Exercise description: Copy out the listing that follows, exact in every word, and skip the images.

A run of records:

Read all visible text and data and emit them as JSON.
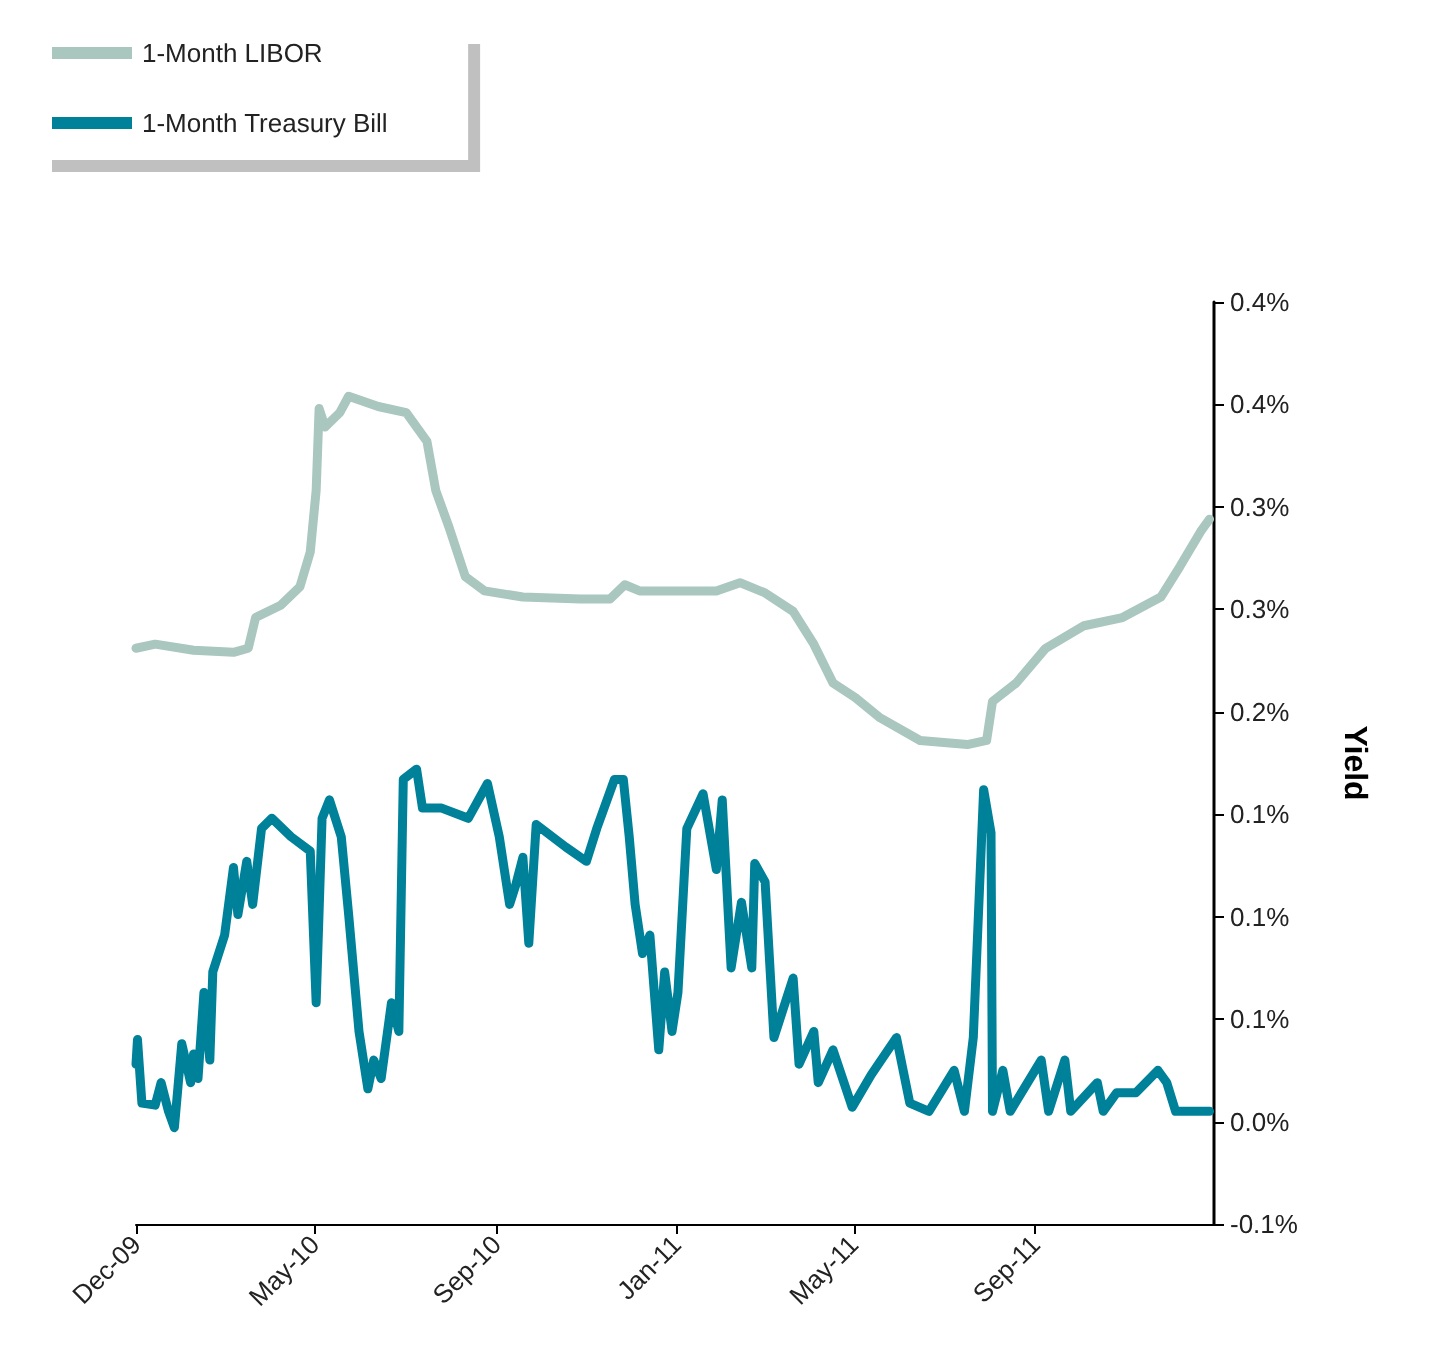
{
  "chart_data": {
    "type": "line",
    "ylabel": "Yield",
    "legend": "top left",
    "marker": "none",
    "line_style": "solid",
    "grid": false,
    "xlim": [
      "2009-12-31",
      "2011-12-31"
    ],
    "xticks": [
      {
        "value": "2009-12-31",
        "label": "Dec-09"
      },
      {
        "value": "2010-05-01",
        "label": "May-10"
      },
      {
        "value": "2010-09-01",
        "label": "Sep-10"
      },
      {
        "value": "2011-01-01",
        "label": "Jan-11"
      },
      {
        "value": "2011-05-01",
        "label": "May-11"
      },
      {
        "value": "2011-09-01",
        "label": "Sep-11"
      }
    ],
    "ylim": [
      -0.05,
      0.4
    ],
    "yticks": [
      {
        "value": -0.05,
        "label": "-0.1%"
      },
      {
        "value": 0,
        "label": "0.0%"
      },
      {
        "value": 0.05,
        "label": "0.1%"
      },
      {
        "value": 0.1,
        "label": "0.1%"
      },
      {
        "value": 0.15,
        "label": "0.1%"
      },
      {
        "value": 0.2,
        "label": "0.2%"
      },
      {
        "value": 0.25,
        "label": "0.3%"
      },
      {
        "value": 0.3,
        "label": "0.3%"
      },
      {
        "value": 0.35,
        "label": "0.4%"
      },
      {
        "value": 0.4,
        "label": "0.4%"
      }
    ],
    "series": [
      {
        "name": "1-Month LIBOR",
        "color": "#a9c6bf",
        "x": [
          "2009-12-31",
          "2010-01-13",
          "2010-02-08",
          "2010-03-07",
          "2010-03-17",
          "2010-03-22",
          "2010-04-08",
          "2010-04-21",
          "2010-04-28",
          "2010-05-02",
          "2010-05-04",
          "2010-05-08",
          "2010-05-18",
          "2010-05-24",
          "2010-06-13",
          "2010-07-02",
          "2010-07-16",
          "2010-07-22",
          "2010-07-31",
          "2010-08-11",
          "2010-08-24",
          "2010-09-19",
          "2010-10-28",
          "2010-11-17",
          "2010-11-27",
          "2010-12-07",
          "2011-01-02",
          "2011-01-28",
          "2011-02-13",
          "2011-03-02",
          "2011-03-21",
          "2011-04-04",
          "2011-04-17",
          "2011-05-02",
          "2011-05-19",
          "2011-06-15",
          "2011-07-17",
          "2011-07-30",
          "2011-08-03",
          "2011-08-19",
          "2011-09-08",
          "2011-10-04",
          "2011-10-30",
          "2011-11-25",
          "2011-12-08",
          "2011-12-22",
          "2011-12-28"
        ],
        "values": [
          0.231,
          0.233,
          0.23,
          0.229,
          0.231,
          0.246,
          0.252,
          0.261,
          0.278,
          0.308,
          0.348,
          0.339,
          0.346,
          0.354,
          0.349,
          0.346,
          0.332,
          0.308,
          0.29,
          0.266,
          0.259,
          0.256,
          0.255,
          0.255,
          0.262,
          0.259,
          0.259,
          0.259,
          0.263,
          0.258,
          0.249,
          0.233,
          0.214,
          0.207,
          0.197,
          0.186,
          0.184,
          0.186,
          0.205,
          0.214,
          0.231,
          0.242,
          0.246,
          0.256,
          0.271,
          0.288,
          0.294
        ]
      },
      {
        "name": "1-Month Treasury Bill",
        "color": "#00819a",
        "x": [
          "2009-12-31",
          "2010-01-01",
          "2010-01-04",
          "2010-01-13",
          "2010-01-17",
          "2010-01-22",
          "2010-01-26",
          "2010-01-31",
          "2010-02-06",
          "2010-02-08",
          "2010-02-11",
          "2010-02-15",
          "2010-02-19",
          "2010-02-21",
          "2010-03-01",
          "2010-03-07",
          "2010-03-10",
          "2010-03-16",
          "2010-03-20",
          "2010-03-26",
          "2010-04-02",
          "2010-04-15",
          "2010-04-28",
          "2010-05-02",
          "2010-05-06",
          "2010-05-11",
          "2010-05-19",
          "2010-05-24",
          "2010-05-31",
          "2010-06-06",
          "2010-06-10",
          "2010-06-15",
          "2010-06-22",
          "2010-06-27",
          "2010-06-30",
          "2010-07-09",
          "2010-07-13",
          "2010-07-26",
          "2010-08-13",
          "2010-08-26",
          "2010-09-03",
          "2010-09-10",
          "2010-09-14",
          "2010-09-19",
          "2010-09-23",
          "2010-09-28",
          "2010-10-18",
          "2010-11-01",
          "2010-11-08",
          "2010-11-20",
          "2010-11-26",
          "2010-11-30",
          "2010-12-04",
          "2010-12-09",
          "2010-12-14",
          "2010-12-20",
          "2010-12-24",
          "2010-12-29",
          "2011-01-02",
          "2011-01-08",
          "2011-01-19",
          "2011-01-28",
          "2011-02-01",
          "2011-02-07",
          "2011-02-14",
          "2011-02-21",
          "2011-02-23",
          "2011-03-02",
          "2011-03-08",
          "2011-03-21",
          "2011-03-25",
          "2011-04-04",
          "2011-04-07",
          "2011-04-17",
          "2011-04-30",
          "2011-05-13",
          "2011-05-30",
          "2011-06-08",
          "2011-06-21",
          "2011-07-08",
          "2011-07-15",
          "2011-07-21",
          "2011-07-28",
          "2011-08-02",
          "2011-08-03",
          "2011-08-10",
          "2011-08-15",
          "2011-09-05",
          "2011-09-10",
          "2011-09-21",
          "2011-09-25",
          "2011-10-13",
          "2011-10-17",
          "2011-10-26",
          "2011-11-08",
          "2011-11-23",
          "2011-11-29",
          "2011-12-05",
          "2011-12-28"
        ],
        "values": [
          0.028,
          0.04,
          0.009,
          0.008,
          0.019,
          0.005,
          -0.003,
          0.038,
          0.019,
          0.033,
          0.021,
          0.063,
          0.03,
          0.073,
          0.091,
          0.124,
          0.101,
          0.127,
          0.106,
          0.143,
          0.148,
          0.139,
          0.132,
          0.058,
          0.148,
          0.157,
          0.139,
          0.101,
          0.044,
          0.016,
          0.03,
          0.021,
          0.058,
          0.044,
          0.167,
          0.172,
          0.153,
          0.153,
          0.148,
          0.165,
          0.139,
          0.106,
          0.115,
          0.129,
          0.087,
          0.145,
          0.134,
          0.127,
          0.143,
          0.167,
          0.167,
          0.139,
          0.106,
          0.082,
          0.091,
          0.035,
          0.073,
          0.044,
          0.063,
          0.143,
          0.16,
          0.123,
          0.157,
          0.075,
          0.107,
          0.075,
          0.126,
          0.117,
          0.041,
          0.07,
          0.028,
          0.044,
          0.019,
          0.035,
          0.007,
          0.023,
          0.041,
          0.009,
          0.005,
          0.025,
          0.005,
          0.041,
          0.162,
          0.141,
          0.005,
          0.025,
          0.005,
          0.03,
          0.005,
          0.03,
          0.005,
          0.019,
          0.005,
          0.014,
          0.014,
          0.025,
          0.019,
          0.005,
          0.005
        ]
      }
    ]
  }
}
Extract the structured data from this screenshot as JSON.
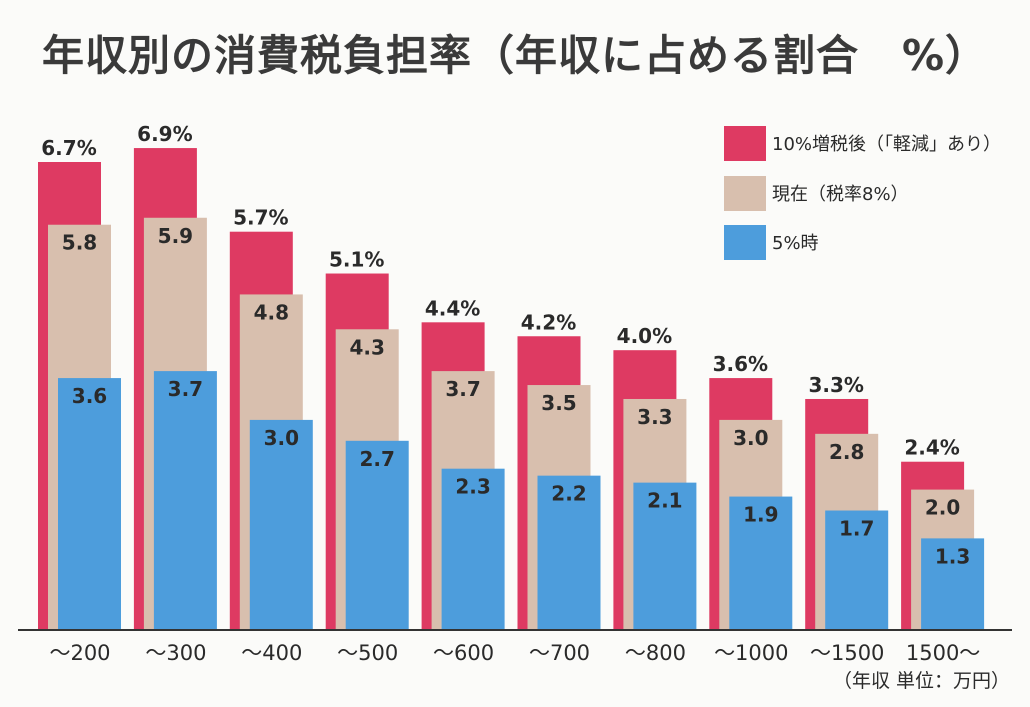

Solution to this exercise:
Read all visible text and data and emit them as JSON.
{
  "chart_data": {
    "type": "line",
    "ylabel": "Yield",
    "legend": "top left",
    "marker": "none",
    "line_style": "solid",
    "grid": false,
    "xlim": [
      "2009-12-31",
      "2011-12-31"
    ],
    "xticks": [
      {
        "value": "2009-12-31",
        "label": "Dec-09"
      },
      {
        "value": "2010-05-01",
        "label": "May-10"
      },
      {
        "value": "2010-09-01",
        "label": "Sep-10"
      },
      {
        "value": "2011-01-01",
        "label": "Jan-11"
      },
      {
        "value": "2011-05-01",
        "label": "May-11"
      },
      {
        "value": "2011-09-01",
        "label": "Sep-11"
      }
    ],
    "ylim": [
      -0.05,
      0.4
    ],
    "yticks": [
      {
        "value": -0.05,
        "label": "-0.1%"
      },
      {
        "value": 0,
        "label": "0.0%"
      },
      {
        "value": 0.05,
        "label": "0.1%"
      },
      {
        "value": 0.1,
        "label": "0.1%"
      },
      {
        "value": 0.15,
        "label": "0.1%"
      },
      {
        "value": 0.2,
        "label": "0.2%"
      },
      {
        "value": 0.25,
        "label": "0.3%"
      },
      {
        "value": 0.3,
        "label": "0.3%"
      },
      {
        "value": 0.35,
        "label": "0.4%"
      },
      {
        "value": 0.4,
        "label": "0.4%"
      }
    ],
    "series": [
      {
        "name": "1-Month LIBOR",
        "color": "#a9c6bf",
        "x": [
          "2009-12-31",
          "2010-01-13",
          "2010-02-08",
          "2010-03-07",
          "2010-03-17",
          "2010-03-22",
          "2010-04-08",
          "2010-04-21",
          "2010-04-28",
          "2010-05-02",
          "2010-05-04",
          "2010-05-08",
          "2010-05-18",
          "2010-05-24",
          "2010-06-13",
          "2010-07-02",
          "2010-07-16",
          "2010-07-22",
          "2010-07-31",
          "2010-08-11",
          "2010-08-24",
          "2010-09-19",
          "2010-10-28",
          "2010-11-17",
          "2010-11-27",
          "2010-12-07",
          "2011-01-02",
          "2011-01-28",
          "2011-02-13",
          "2011-03-02",
          "2011-03-21",
          "2011-04-04",
          "2011-04-17",
          "2011-05-02",
          "2011-05-19",
          "2011-06-15",
          "2011-07-17",
          "2011-07-30",
          "2011-08-03",
          "2011-08-19",
          "2011-09-08",
          "2011-10-04",
          "2011-10-30",
          "2011-11-25",
          "2011-12-08",
          "2011-12-22",
          "2011-12-28"
        ],
        "values": [
          0.231,
          0.233,
          0.23,
          0.229,
          0.231,
          0.246,
          0.252,
          0.261,
          0.278,
          0.308,
          0.348,
          0.339,
          0.346,
          0.354,
          0.349,
          0.346,
          0.332,
          0.308,
          0.29,
          0.266,
          0.259,
          0.256,
          0.255,
          0.255,
          0.262,
          0.259,
          0.259,
          0.259,
          0.263,
          0.258,
          0.249,
          0.233,
          0.214,
          0.207,
          0.197,
          0.186,
          0.184,
          0.186,
          0.205,
          0.214,
          0.231,
          0.242,
          0.246,
          0.256,
          0.271,
          0.288,
          0.294
        ]
      },
      {
        "name": "1-Month Treasury Bill",
        "color": "#00819a",
        "x": [
          "2009-12-31",
          "2010-01-01",
          "2010-01-04",
          "2010-01-13",
          "2010-01-17",
          "2010-01-22",
          "2010-01-26",
          "2010-01-31",
          "2010-02-06",
          "2010-02-08",
          "2010-02-11",
          "2010-02-15",
          "2010-02-19",
          "2010-02-21",
          "2010-03-01",
          "2010-03-07",
          "2010-03-10",
          "2010-03-16",
          "2010-03-20",
          "2010-03-26",
          "2010-04-02",
          "2010-04-15",
          "2010-04-28",
          "2010-05-02",
          "2010-05-06",
          "2010-05-11",
          "2010-05-19",
          "2010-05-24",
          "2010-05-31",
          "2010-06-06",
          "2010-06-10",
          "2010-06-15",
          "2010-06-22",
          "2010-06-27",
          "2010-06-30",
          "2010-07-09",
          "2010-07-13",
          "2010-07-26",
          "2010-08-13",
          "2010-08-26",
          "2010-09-03",
          "2010-09-10",
          "2010-09-14",
          "2010-09-19",
          "2010-09-23",
          "2010-09-28",
          "2010-10-18",
          "2010-11-01",
          "2010-11-08",
          "2010-11-20",
          "2010-11-26",
          "2010-11-30",
          "2010-12-04",
          "2010-12-09",
          "2010-12-14",
          "2010-12-20",
          "2010-12-24",
          "2010-12-29",
          "2011-01-02",
          "2011-01-08",
          "2011-01-19",
          "2011-01-28",
          "2011-02-01",
          "2011-02-07",
          "2011-02-14",
          "2011-02-21",
          "2011-02-23",
          "2011-03-02",
          "2011-03-08",
          "2011-03-21",
          "2011-03-25",
          "2011-04-04",
          "2011-04-07",
          "2011-04-17",
          "2011-04-30",
          "2011-05-13",
          "2011-05-30",
          "2011-06-08",
          "2011-06-21",
          "2011-07-08",
          "2011-07-15",
          "2011-07-21",
          "2011-07-28",
          "2011-08-02",
          "2011-08-03",
          "2011-08-10",
          "2011-08-15",
          "2011-09-05",
          "2011-09-10",
          "2011-09-21",
          "2011-09-25",
          "2011-10-13",
          "2011-10-17",
          "2011-10-26",
          "2011-11-08",
          "2011-11-23",
          "2011-11-29",
          "2011-12-05",
          "2011-12-28"
        ],
        "values": [
          0.028,
          0.04,
          0.009,
          0.008,
          0.019,
          0.005,
          -0.003,
          0.038,
          0.019,
          0.033,
          0.021,
          0.063,
          0.03,
          0.073,
          0.091,
          0.124,
          0.101,
          0.127,
          0.106,
          0.143,
          0.148,
          0.139,
          0.132,
          0.058,
          0.148,
          0.157,
          0.139,
          0.101,
          0.044,
          0.016,
          0.03,
          0.021,
          0.058,
          0.044,
          0.167,
          0.172,
          0.153,
          0.153,
          0.148,
          0.165,
          0.139,
          0.106,
          0.115,
          0.129,
          0.087,
          0.145,
          0.134,
          0.127,
          0.143,
          0.167,
          0.167,
          0.139,
          0.106,
          0.082,
          0.091,
          0.035,
          0.073,
          0.044,
          0.063,
          0.143,
          0.16,
          0.123,
          0.157,
          0.075,
          0.107,
          0.075,
          0.126,
          0.117,
          0.041,
          0.07,
          0.028,
          0.044,
          0.019,
          0.035,
          0.007,
          0.023,
          0.041,
          0.009,
          0.005,
          0.025,
          0.005,
          0.041,
          0.162,
          0.141,
          0.005,
          0.025,
          0.005,
          0.03,
          0.005,
          0.03,
          0.005,
          0.019,
          0.005,
          0.014,
          0.014,
          0.025,
          0.019,
          0.005,
          0.005
        ]
      }
    ]
  }
}
Extract the structured data from this screenshot as JSON.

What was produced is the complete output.